[START Data entries]

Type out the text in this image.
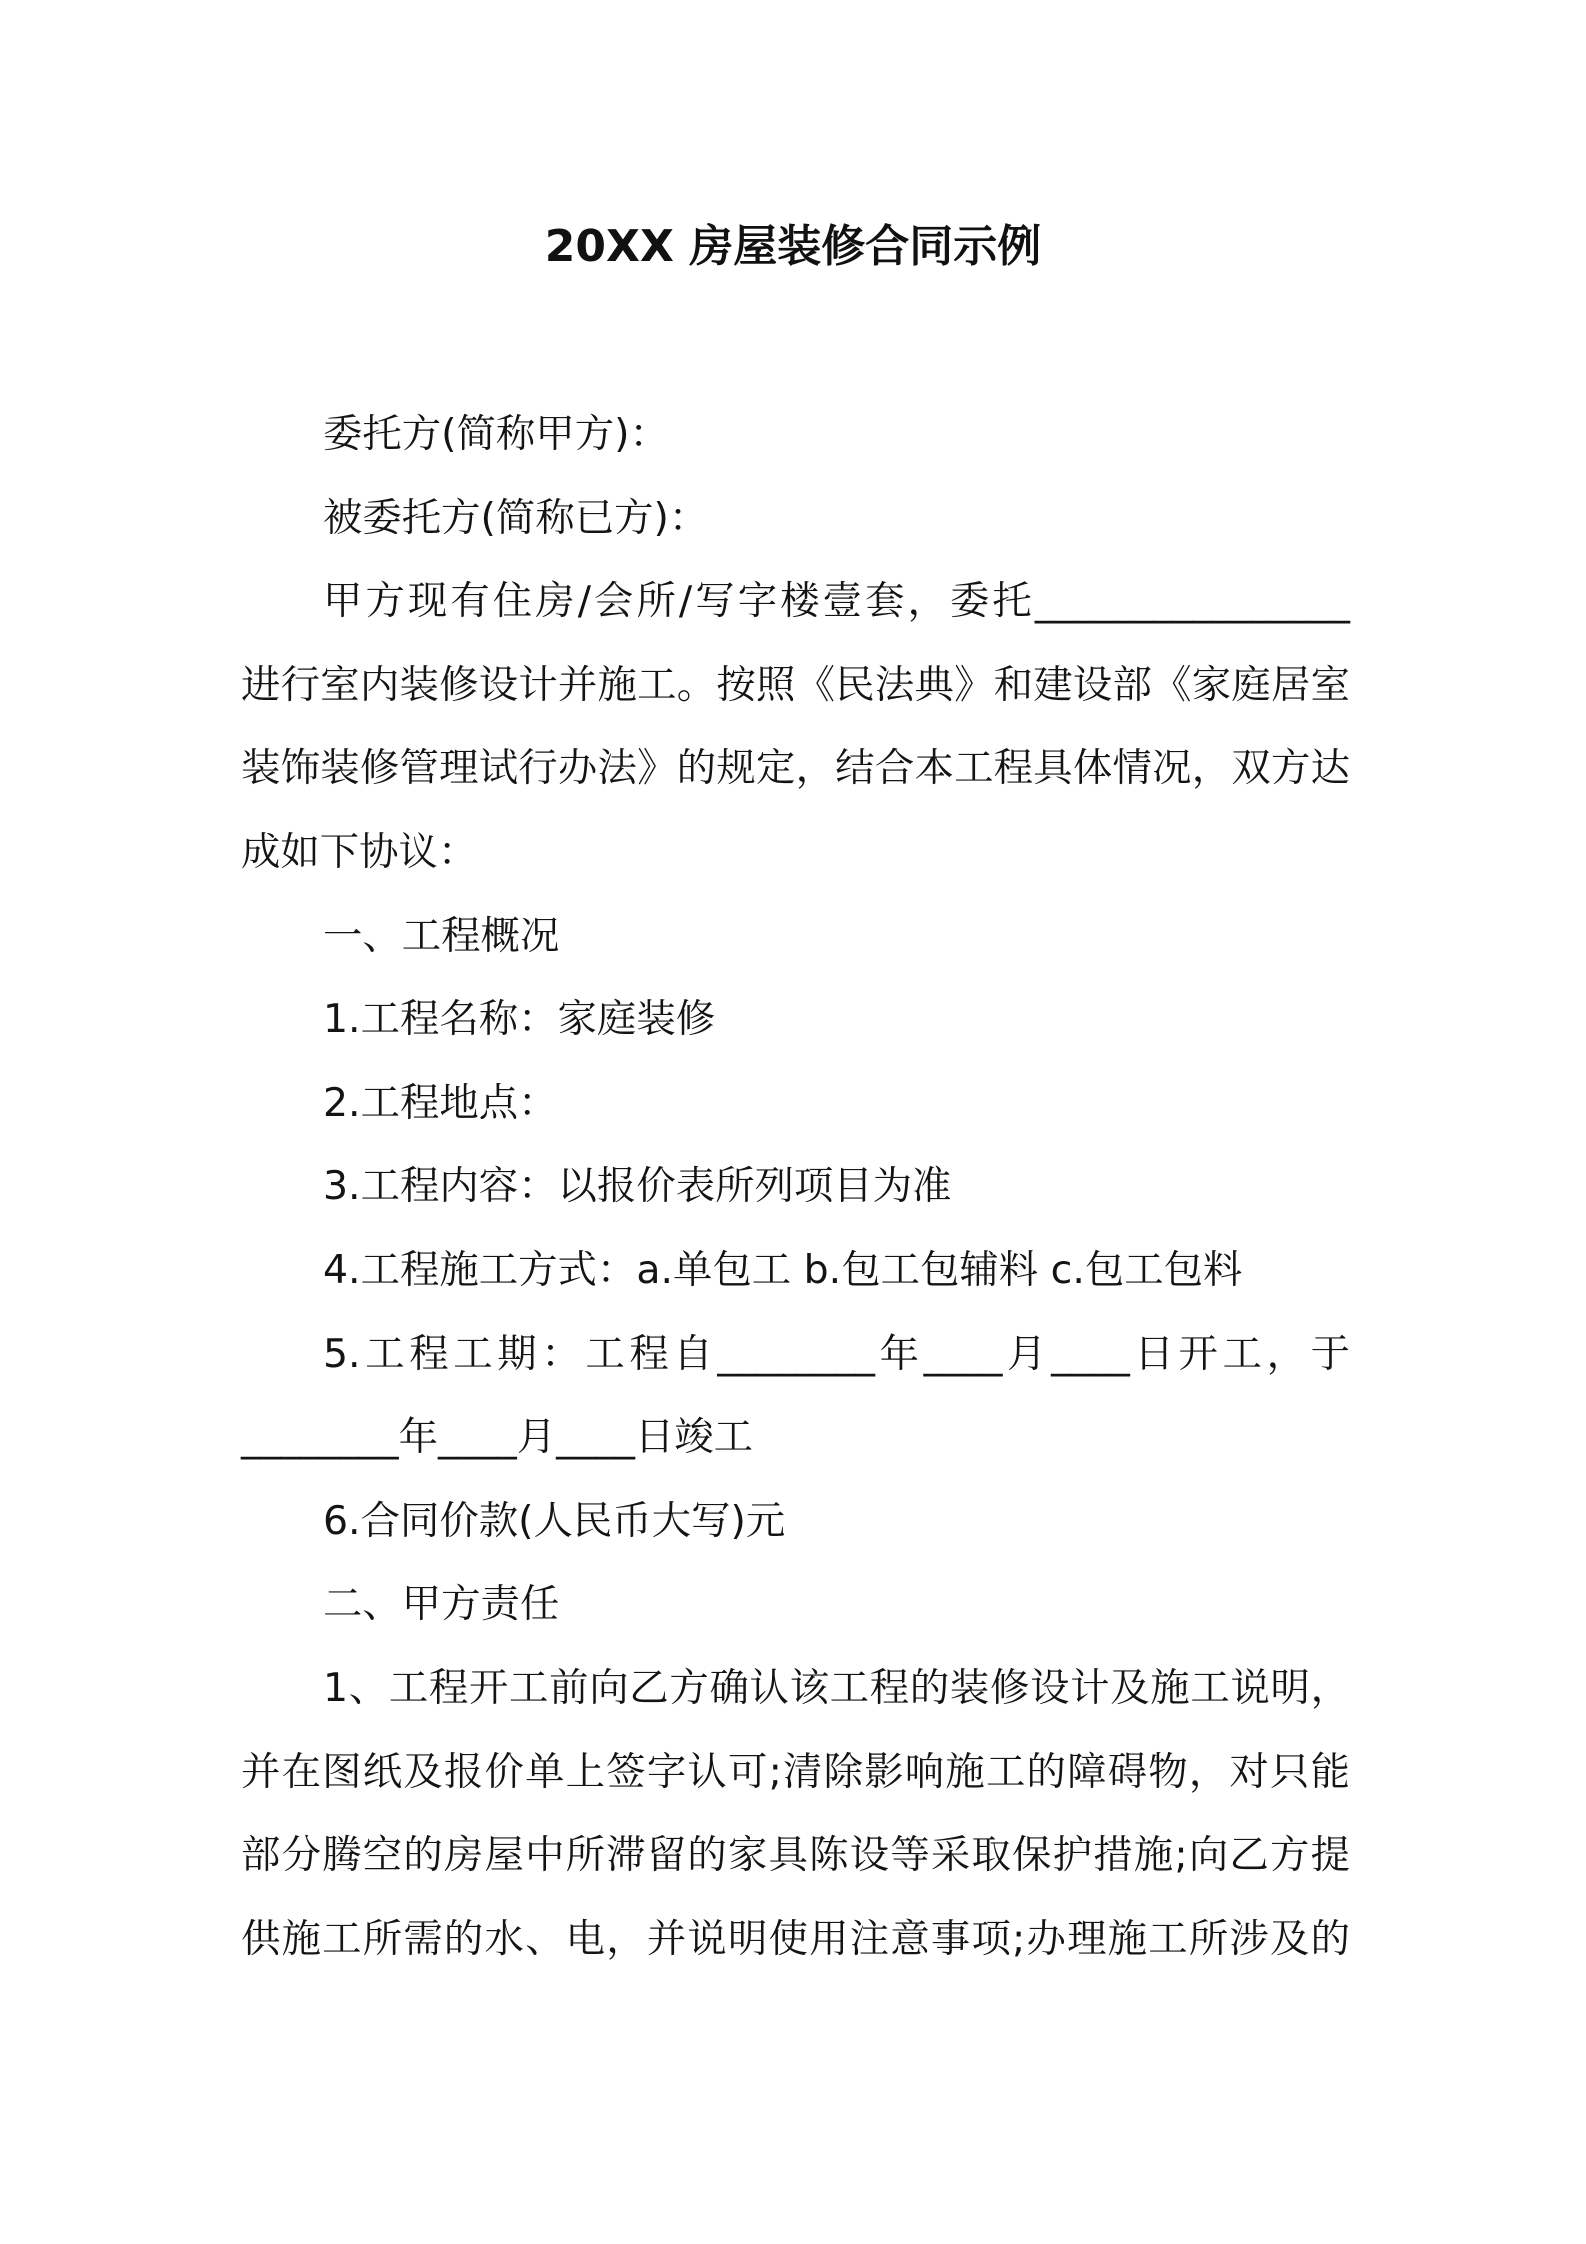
20XX 房屋装修合同示例
委托方(简称甲方)：
被委托方(简称已方)：
甲方现有住房/会所/写字楼壹套，委托________________
进行室内装修设计并施工。按照《民法典》和建设部《家庭居室
装饰装修管理试行办法》的规定，结合本工程具体情况，双方达
成如下协议：
一、工程概况
1.工程名称：家庭装修
2.工程地点：
3.工程内容：以报价表所列项目为准
4.工程施工方式：a.单包工 b.包工包辅料 c.包工包料
5.工程工期：工程自________年____月____日开工，于
________年____月____日竣工
6.合同价款(人民币大写)元
二、甲方责任
1、工程开工前向乙方确认该工程的装修设计及施工说明，
并在图纸及报价单上签字认可;清除影响施工的障碍物，对只能
部分腾空的房屋中所滞留的家具陈设等采取保护措施;向乙方提
供施工所需的水、电，并说明使用注意事项;办理施工所涉及的
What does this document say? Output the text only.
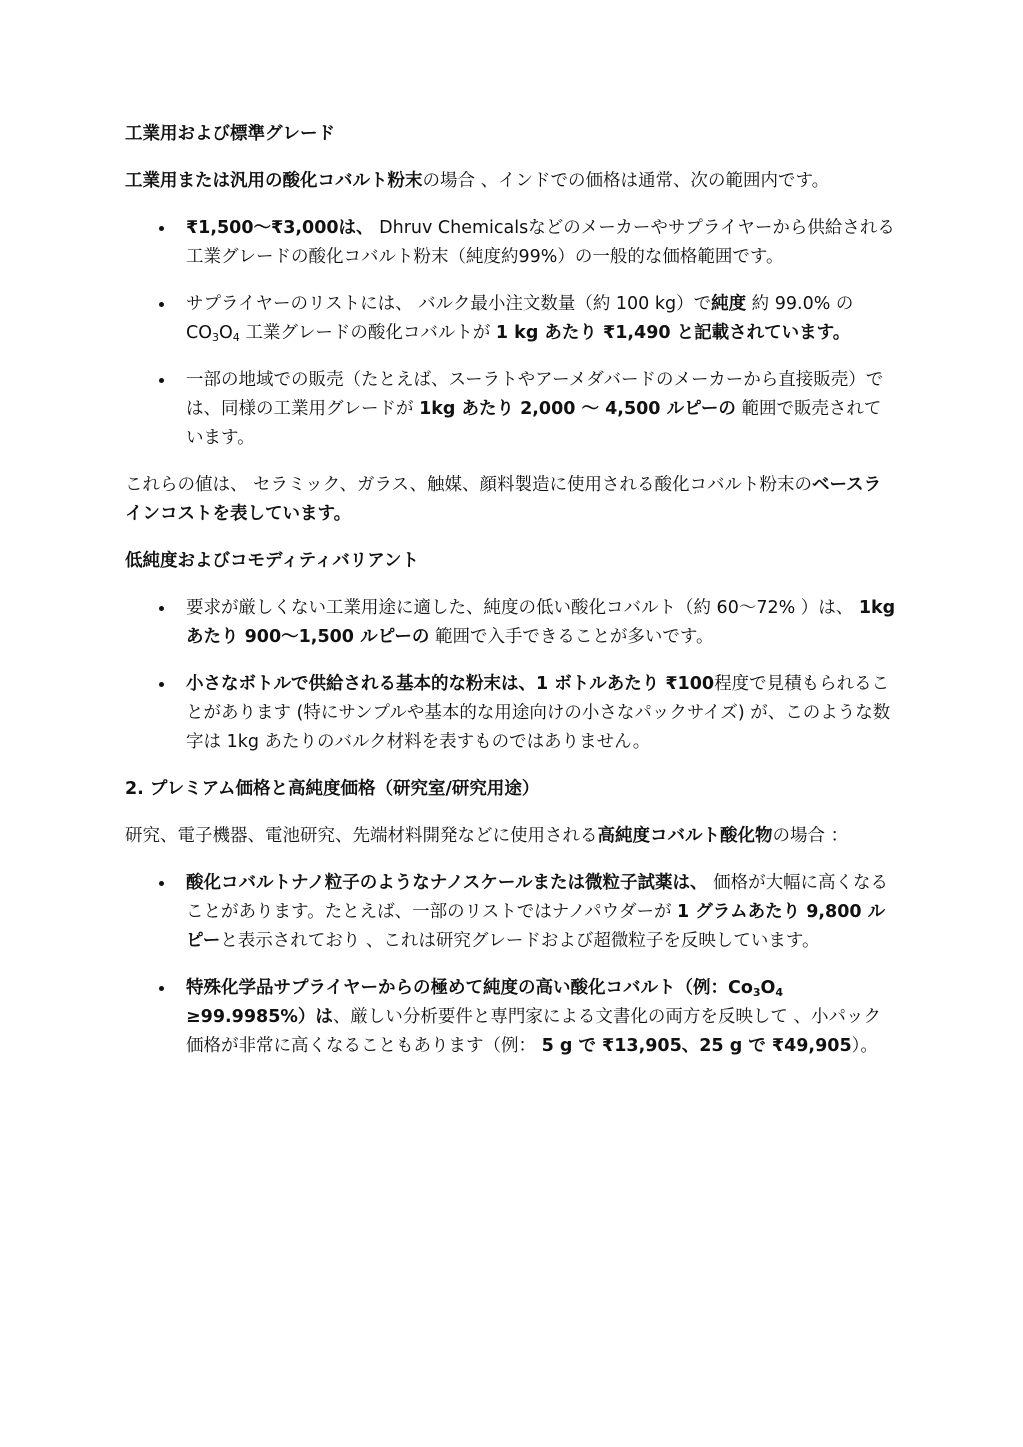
工業用および標準グレード
工業用または汎用の酸化コバルト粉末の場合 、インドでの価格は通常、次の範囲内です。
₹1,500〜₹3,000は、 Dhruv Chemicalsなどのメーカーやサプライヤーから供給される工業グレードの酸化コバルト粉末（純度約99%）の一般的な価格範囲です。
サプライヤーのリストには、 バルク最小注文数量（約 100 kg）で純度 約 99.0% の $CO_3O_4$ 工業グレードの酸化コバルトが 1 kg あたり ₹1,490 と記載されています。
一部の地域での販売（たとえば、スーラトやアーメダバードのメーカーから直接販売）では、同様の工業用グレードが 1kg あたり 2,000 〜 4,500 ルピーの 範囲で販売されています。
これらの値は、 セラミック、ガラス、触媒、顔料製造に使用される酸化コバルト粉末のベースラインコストを表しています。
低純度およびコモディティバリアント
要求が厳しくない工業用途に適した、純度の低い酸化コバルト（約 60〜72% ）は、 1kg あたり 900〜1,500 ルピーの 範囲で入手できることが多いです。
小さなボトルで供給される基本的な粉末は、1 ボトルあたり ₹100程度で見積もられることがあります (特にサンプルや基本的な用途向けの小さなパックサイズ) が、このような数字は 1kg あたりのバルク材料を表すものではありません。
2. プレミアム価格と高純度価格（研究室/研究用途）
研究、電子機器、電池研究、先端材料開発などに使用される高純度コバルト酸化物の場合 ：
酸化コバルトナノ粒子のようなナノスケールまたは微粒子試薬は、 価格が大幅に高くなることがあります。たとえば、一部のリストではナノパウダーが 1 グラムあたり 9,800 ルピーと表示されており 、これは研究グレードおよび超微粒子を反映しています。
特殊化学品サプライヤーからの極めて純度の高い酸化コバルト（例：$Co_3O_4 \ge 99.9985\%$）は、厳しい分析要件と専門家による文書化の両方を反映して 、小パック価格が非常に高くなることもあります（例： 5 g で ₹13,905、25 g で ₹49,905）。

[END Data entries]

→ **Instructions to follow**: Write out the listing word for word, omitting the pictures it holds.

→ **Exercise response**:
Type out the text in this image.
20XX 房屋装修合同示例
委托方(简称甲方)：
被委托方(简称已方)：
甲方现有住房/会所/写字楼壹套，委托________________
进行室内装修设计并施工。按照《民法典》和建设部《家庭居室
装饰装修管理试行办法》的规定，结合本工程具体情况，双方达
成如下协议：
一、工程概况
1.工程名称：家庭装修
2.工程地点：
3.工程内容：以报价表所列项目为准
4.工程施工方式：a.单包工 b.包工包辅料 c.包工包料
5.工程工期：工程自________年____月____日开工，于
________年____月____日竣工
6.合同价款(人民币大写)元
二、甲方责任
1、工程开工前向乙方确认该工程的装修设计及施工说明，
并在图纸及报价单上签字认可;清除影响施工的障碍物，对只能
部分腾空的房屋中所滞留的家具陈设等采取保护措施;向乙方提
供施工所需的水、电，并说明使用注意事项;办理施工所涉及的
What does this document say? Output the text only.
工業用および標準グレード
工業用または汎用の酸化コバルト粉末の場合 、インドでの価格は通常、次の範囲内です。
₹1,500〜₹3,000は、 Dhruv Chemicalsなどのメーカーやサプライヤーから供給される工業グレードの酸化コバルト粉末（純度約99%）の一般的な価格範囲です。
サプライヤーのリストには、 バルク最小注文数量（約 100 kg）で純度 約 99.0% の $CO_3O_4$ 工業グレードの酸化コバルトが 1 kg あたり ₹1,490 と記載されています。
一部の地域での販売（たとえば、スーラトやアーメダバードのメーカーから直接販売）では、同様の工業用グレードが 1kg あたり 2,000 〜 4,500 ルピーの 範囲で販売されています。
これらの値は、 セラミック、ガラス、触媒、顔料製造に使用される酸化コバルト粉末のベースラインコストを表しています。
低純度およびコモディティバリアント
要求が厳しくない工業用途に適した、純度の低い酸化コバルト（約 60〜72% ）は、 1kg あたり 900〜1,500 ルピーの 範囲で入手できることが多いです。
小さなボトルで供給される基本的な粉末は、1 ボトルあたり ₹100程度で見積もられることがあります (特にサンプルや基本的な用途向けの小さなパックサイズ) が、このような数字は 1kg あたりのバルク材料を表すものではありません。
2. プレミアム価格と高純度価格（研究室/研究用途）
研究、電子機器、電池研究、先端材料開発などに使用される高純度コバルト酸化物の場合 ：
酸化コバルトナノ粒子のようなナノスケールまたは微粒子試薬は、 価格が大幅に高くなることがあります。たとえば、一部のリストではナノパウダーが 1 グラムあたり 9,800 ルピーと表示されており 、これは研究グレードおよび超微粒子を反映しています。
特殊化学品サプライヤーからの極めて純度の高い酸化コバルト（例：$Co_3O_4 \ge 99.9985\%$）は、厳しい分析要件と専門家による文書化の両方を反映して 、小パック価格が非常に高くなることもあります（例： 5 g で ₹13,905、25 g で ₹49,905）。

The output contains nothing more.